Any kind of feedback is very welcome. Thank you!

Martin

> > > On 18/03/2024 08:03, Martin Uecker via Gcc wrote:
> > > > 
> > > > Hi,
> > > > 
> > > > can you please take a quick look at this? This is intended to align
> > > > the C standard with existing practice with respect to aliasing by
> > > > removing the special rules for "objects with no declared type" and
> > > > making it fully symmetric and only based on types with non-atomic
> > > > character types being able to alias everything.
> > > > 
> > > > 
> > > > Unrelated to this change, I have another question:  I wonder if GCC
> > > > (or any other compiler) actually exploits the " or is copied as an
> > > > array of  byte type, " rule to  make assumptions about the effective
> > > > types of the target array? I know compilers do this work memcpy...
> > > > Maybe also if a loop is transformed to memcpy?
> > > > 
> > > > Martin
> > > > 
> > > > 
> > > > Add the following definition after 3.5, paragraph 2:
> > > > 
> > > > byte array
> > > > object having either no declared type or an array of objects declared 
> > > > with a byte type
> > > > 
> > > > byte type
> > > > non-atomic character type
> > > > 
> > > > Modify 6.5,paragraph 6:
> > > > The effective type of an object that is not a byte array, for an access 
> > > > to its
> > > > stored value, is the declared type of the object.97) If a value is
> > > > stored into a byte array through an lvalue having a byte type, then
> > > > the type of the lvalue becomes the effective type of the object for that
> > > > access and for subsequent accesses that do not modify the stored value.
----
> **Challenges**
A - What definition does the email thread give for "byte type"?
B - Copy the email thread word for word, from "Any kind of" to "to alias everything.".

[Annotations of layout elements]
----
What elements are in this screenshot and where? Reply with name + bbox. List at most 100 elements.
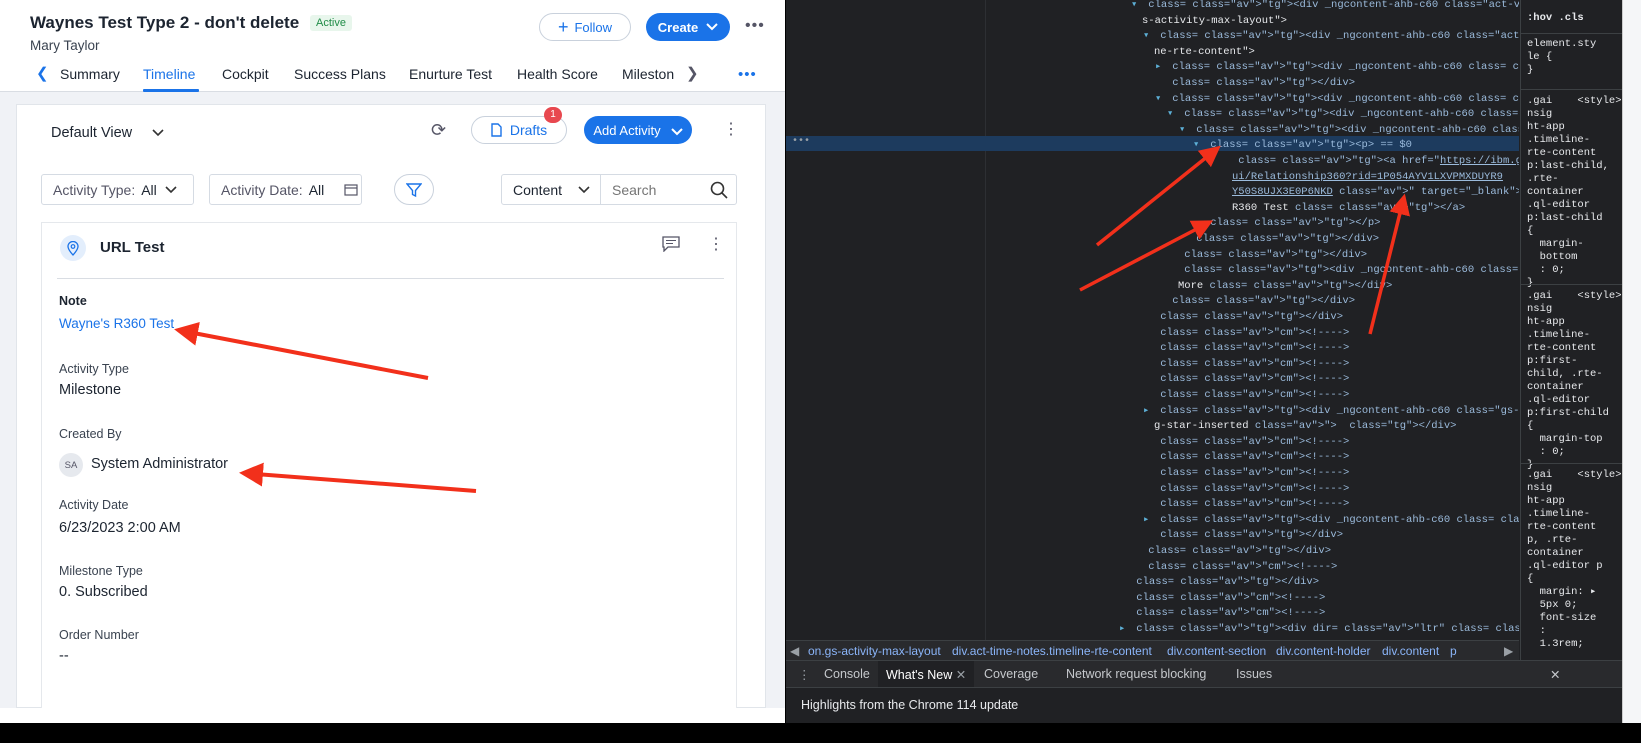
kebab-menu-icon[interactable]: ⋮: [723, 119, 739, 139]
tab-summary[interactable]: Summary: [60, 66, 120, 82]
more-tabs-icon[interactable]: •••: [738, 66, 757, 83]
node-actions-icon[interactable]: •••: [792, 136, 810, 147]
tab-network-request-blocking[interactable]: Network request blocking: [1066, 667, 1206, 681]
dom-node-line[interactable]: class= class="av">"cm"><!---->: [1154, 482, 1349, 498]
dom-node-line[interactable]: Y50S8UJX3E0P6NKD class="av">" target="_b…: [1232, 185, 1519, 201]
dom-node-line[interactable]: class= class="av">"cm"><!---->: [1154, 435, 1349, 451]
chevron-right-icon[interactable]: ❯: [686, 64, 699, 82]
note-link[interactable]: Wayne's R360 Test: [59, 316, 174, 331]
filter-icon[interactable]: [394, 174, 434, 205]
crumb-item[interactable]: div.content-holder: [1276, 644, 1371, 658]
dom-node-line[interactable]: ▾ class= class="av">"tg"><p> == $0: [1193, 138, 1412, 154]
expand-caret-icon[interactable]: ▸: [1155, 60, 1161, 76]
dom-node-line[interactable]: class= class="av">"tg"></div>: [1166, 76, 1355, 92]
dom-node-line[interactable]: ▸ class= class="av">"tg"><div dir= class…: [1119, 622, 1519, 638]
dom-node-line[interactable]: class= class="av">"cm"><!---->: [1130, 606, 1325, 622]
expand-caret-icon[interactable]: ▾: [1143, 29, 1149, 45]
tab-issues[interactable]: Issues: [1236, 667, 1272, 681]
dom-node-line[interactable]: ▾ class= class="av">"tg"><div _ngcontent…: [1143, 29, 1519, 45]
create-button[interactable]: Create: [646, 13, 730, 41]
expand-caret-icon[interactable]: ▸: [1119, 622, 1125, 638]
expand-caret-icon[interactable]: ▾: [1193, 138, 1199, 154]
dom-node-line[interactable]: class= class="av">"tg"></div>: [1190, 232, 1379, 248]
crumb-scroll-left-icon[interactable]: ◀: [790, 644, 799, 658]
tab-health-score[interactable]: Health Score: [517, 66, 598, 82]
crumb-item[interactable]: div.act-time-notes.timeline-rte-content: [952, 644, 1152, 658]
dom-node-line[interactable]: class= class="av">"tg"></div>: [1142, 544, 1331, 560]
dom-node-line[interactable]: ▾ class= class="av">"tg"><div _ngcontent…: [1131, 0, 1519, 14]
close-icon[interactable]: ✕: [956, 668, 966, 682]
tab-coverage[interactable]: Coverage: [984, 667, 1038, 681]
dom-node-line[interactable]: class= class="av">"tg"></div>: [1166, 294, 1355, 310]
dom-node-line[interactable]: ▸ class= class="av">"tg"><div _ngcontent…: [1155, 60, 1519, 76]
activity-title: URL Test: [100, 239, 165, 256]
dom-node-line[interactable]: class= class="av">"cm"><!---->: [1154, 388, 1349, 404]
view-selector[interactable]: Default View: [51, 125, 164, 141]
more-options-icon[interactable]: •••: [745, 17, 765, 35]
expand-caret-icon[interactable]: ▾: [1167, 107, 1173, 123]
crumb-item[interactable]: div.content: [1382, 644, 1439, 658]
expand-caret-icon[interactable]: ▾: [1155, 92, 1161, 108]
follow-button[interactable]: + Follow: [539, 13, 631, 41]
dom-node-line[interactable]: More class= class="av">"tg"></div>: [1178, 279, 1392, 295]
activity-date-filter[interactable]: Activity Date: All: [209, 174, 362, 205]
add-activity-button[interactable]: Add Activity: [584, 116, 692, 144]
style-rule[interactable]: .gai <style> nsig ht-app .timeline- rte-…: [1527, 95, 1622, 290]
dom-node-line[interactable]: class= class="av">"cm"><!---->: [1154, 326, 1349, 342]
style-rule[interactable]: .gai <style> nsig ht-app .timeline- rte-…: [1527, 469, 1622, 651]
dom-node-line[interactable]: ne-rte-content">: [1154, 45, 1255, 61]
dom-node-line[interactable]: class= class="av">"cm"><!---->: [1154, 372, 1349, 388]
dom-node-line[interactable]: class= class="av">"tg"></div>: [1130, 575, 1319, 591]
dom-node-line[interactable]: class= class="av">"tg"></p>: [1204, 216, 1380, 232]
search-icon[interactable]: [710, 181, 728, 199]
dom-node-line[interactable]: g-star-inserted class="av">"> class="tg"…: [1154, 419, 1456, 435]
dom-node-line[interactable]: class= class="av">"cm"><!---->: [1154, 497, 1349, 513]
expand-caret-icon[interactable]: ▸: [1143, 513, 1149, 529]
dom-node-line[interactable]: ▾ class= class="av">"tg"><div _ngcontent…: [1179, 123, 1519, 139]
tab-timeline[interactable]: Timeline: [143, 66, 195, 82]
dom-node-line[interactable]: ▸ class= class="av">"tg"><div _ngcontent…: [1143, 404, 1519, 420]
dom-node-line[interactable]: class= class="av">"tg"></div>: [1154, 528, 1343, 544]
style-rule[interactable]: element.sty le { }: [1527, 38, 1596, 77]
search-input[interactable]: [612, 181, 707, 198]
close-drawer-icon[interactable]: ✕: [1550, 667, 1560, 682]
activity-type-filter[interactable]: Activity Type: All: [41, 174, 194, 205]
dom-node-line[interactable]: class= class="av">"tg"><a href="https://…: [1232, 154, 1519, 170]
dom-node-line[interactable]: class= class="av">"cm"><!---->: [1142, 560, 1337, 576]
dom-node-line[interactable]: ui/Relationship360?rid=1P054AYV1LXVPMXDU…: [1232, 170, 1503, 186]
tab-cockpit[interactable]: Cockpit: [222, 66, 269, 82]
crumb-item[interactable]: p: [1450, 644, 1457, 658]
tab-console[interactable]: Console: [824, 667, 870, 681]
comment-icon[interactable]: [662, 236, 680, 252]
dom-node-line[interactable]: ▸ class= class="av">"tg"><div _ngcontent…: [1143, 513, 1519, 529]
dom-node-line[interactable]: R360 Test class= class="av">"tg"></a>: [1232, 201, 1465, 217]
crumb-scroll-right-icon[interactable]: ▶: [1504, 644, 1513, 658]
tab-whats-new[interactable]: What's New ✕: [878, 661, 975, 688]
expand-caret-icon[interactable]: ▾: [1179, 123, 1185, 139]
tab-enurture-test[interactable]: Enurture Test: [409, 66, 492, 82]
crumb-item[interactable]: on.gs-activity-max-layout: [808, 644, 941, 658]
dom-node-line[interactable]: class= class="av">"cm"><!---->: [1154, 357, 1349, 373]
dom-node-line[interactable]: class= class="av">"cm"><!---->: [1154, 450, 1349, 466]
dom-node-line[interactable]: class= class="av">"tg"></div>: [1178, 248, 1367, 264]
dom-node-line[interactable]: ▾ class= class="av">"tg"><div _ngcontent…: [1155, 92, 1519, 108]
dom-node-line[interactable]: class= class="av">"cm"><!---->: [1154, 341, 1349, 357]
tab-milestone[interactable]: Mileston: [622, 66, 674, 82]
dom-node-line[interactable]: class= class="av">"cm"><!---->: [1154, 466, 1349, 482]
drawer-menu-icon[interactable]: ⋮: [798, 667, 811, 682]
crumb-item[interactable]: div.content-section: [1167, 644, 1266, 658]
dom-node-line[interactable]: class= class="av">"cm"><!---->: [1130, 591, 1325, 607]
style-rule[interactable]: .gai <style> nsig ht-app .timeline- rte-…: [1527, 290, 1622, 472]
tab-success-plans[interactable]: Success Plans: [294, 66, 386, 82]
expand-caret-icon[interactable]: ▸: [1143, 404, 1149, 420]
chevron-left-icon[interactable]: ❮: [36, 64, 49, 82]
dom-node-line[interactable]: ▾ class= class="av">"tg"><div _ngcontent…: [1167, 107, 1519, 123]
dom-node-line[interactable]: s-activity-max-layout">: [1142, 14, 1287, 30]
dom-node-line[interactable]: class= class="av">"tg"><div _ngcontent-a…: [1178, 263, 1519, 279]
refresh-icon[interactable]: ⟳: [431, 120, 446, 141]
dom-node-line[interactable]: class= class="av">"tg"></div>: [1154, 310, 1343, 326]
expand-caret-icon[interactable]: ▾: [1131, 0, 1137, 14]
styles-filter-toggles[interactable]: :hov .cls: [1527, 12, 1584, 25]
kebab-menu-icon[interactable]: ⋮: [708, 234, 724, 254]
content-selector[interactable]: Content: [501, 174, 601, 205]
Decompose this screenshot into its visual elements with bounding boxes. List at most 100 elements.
----
> **Answers by task**
A - A non-atomic character type.

B -
Any kind of feedback is very welcome. Thank you!

Martin

> > > On 18/03/2024 08:03, Martin Uecker via Gcc wrote:
> > > > 
> > > > Hi,
> > > > 
> > > > can you please take a quick look at this? This is intended to align
> > > > the C standard with existing practice with respect to aliasing by
> > > > removing the special rules for "objects with no declared type" and
> > > > making it fully symmetric and only based on types with non-atomic
> > > > character types being able to alias everything.